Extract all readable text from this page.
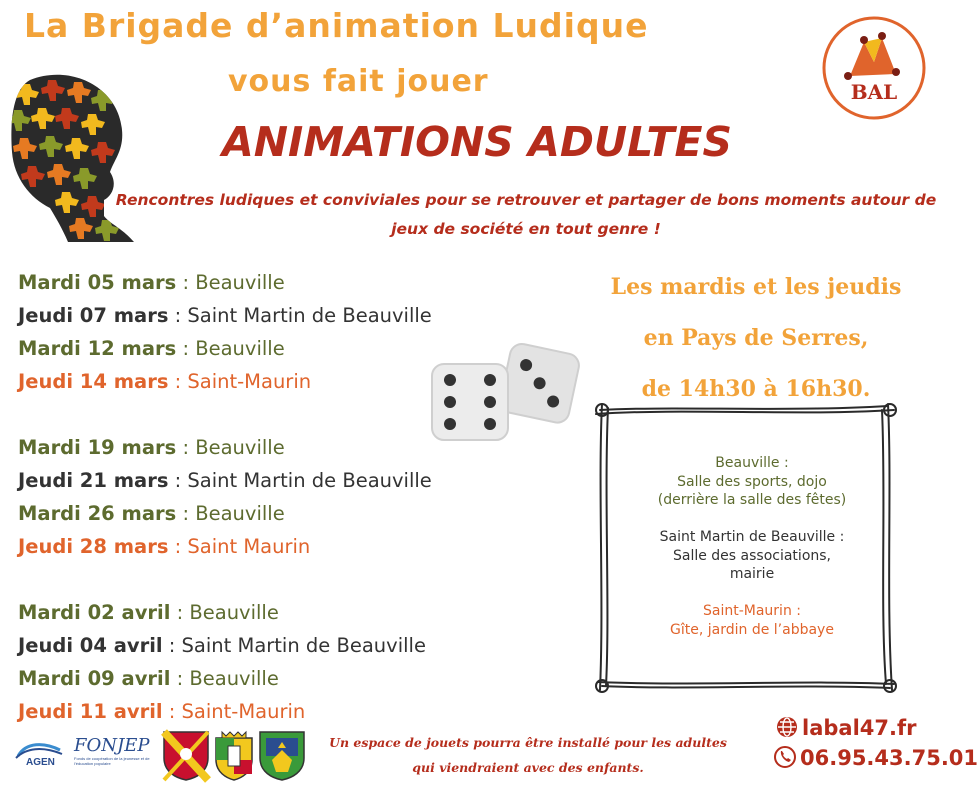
BAL
La Brigade d’animation Ludique
vous fait jouer
ANIMATIONS ADULTES
Rencontres ludiques et conviviales pour se retrouver et partager de bons moments autour de jeux de société en tout genre !
Mardi 05 mars : Beauville
Jeudi 07 mars : Saint Martin de Beauville
Mardi 12 mars : Beauville
Jeudi 14 mars : Saint-Maurin
Mardi 19 mars : Beauville
Jeudi 21 mars : Saint Martin de Beauville
Mardi 26 mars : Beauville
Jeudi 28 mars : Saint Maurin
Mardi 02 avril : Beauville
Jeudi 04 avril : Saint Martin de Beauville
Mardi 09 avril : Beauville
Jeudi 11 avril : Saint-Maurin
Les mardis et les jeudis
en Pays de Serres,
de 14h30 à 16h30.
Beauville :
Salle des sports, dojo
(derrière la salle des fêtes)
Saint Martin de Beauville :
Salle des associations,
mairie
Saint-Maurin :
Gîte, jardin de l’abbaye
AGEN
FONJEP
Fonds de coopération de la jeunesse et de l’éducation populaire
Un espace de jouets pourra être installé pour les adultes
qui viendraient avec des enfants.
labal47.fr
06.95.43.75.01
____
- Written task -
Copy every line in the listing above where the string "Saint" turns up.

- Task response -
Jeudi 07 mars : Saint Martin de Beauville
Jeudi 14 mars : Saint-Maurin
Jeudi 21 mars : Saint Martin de Beauville
Jeudi 28 mars : Saint Maurin
Jeudi 04 avril : Saint Martin de Beauville
Jeudi 11 avril : Saint-Maurin
Saint Martin de Beauville :
Saint-Maurin :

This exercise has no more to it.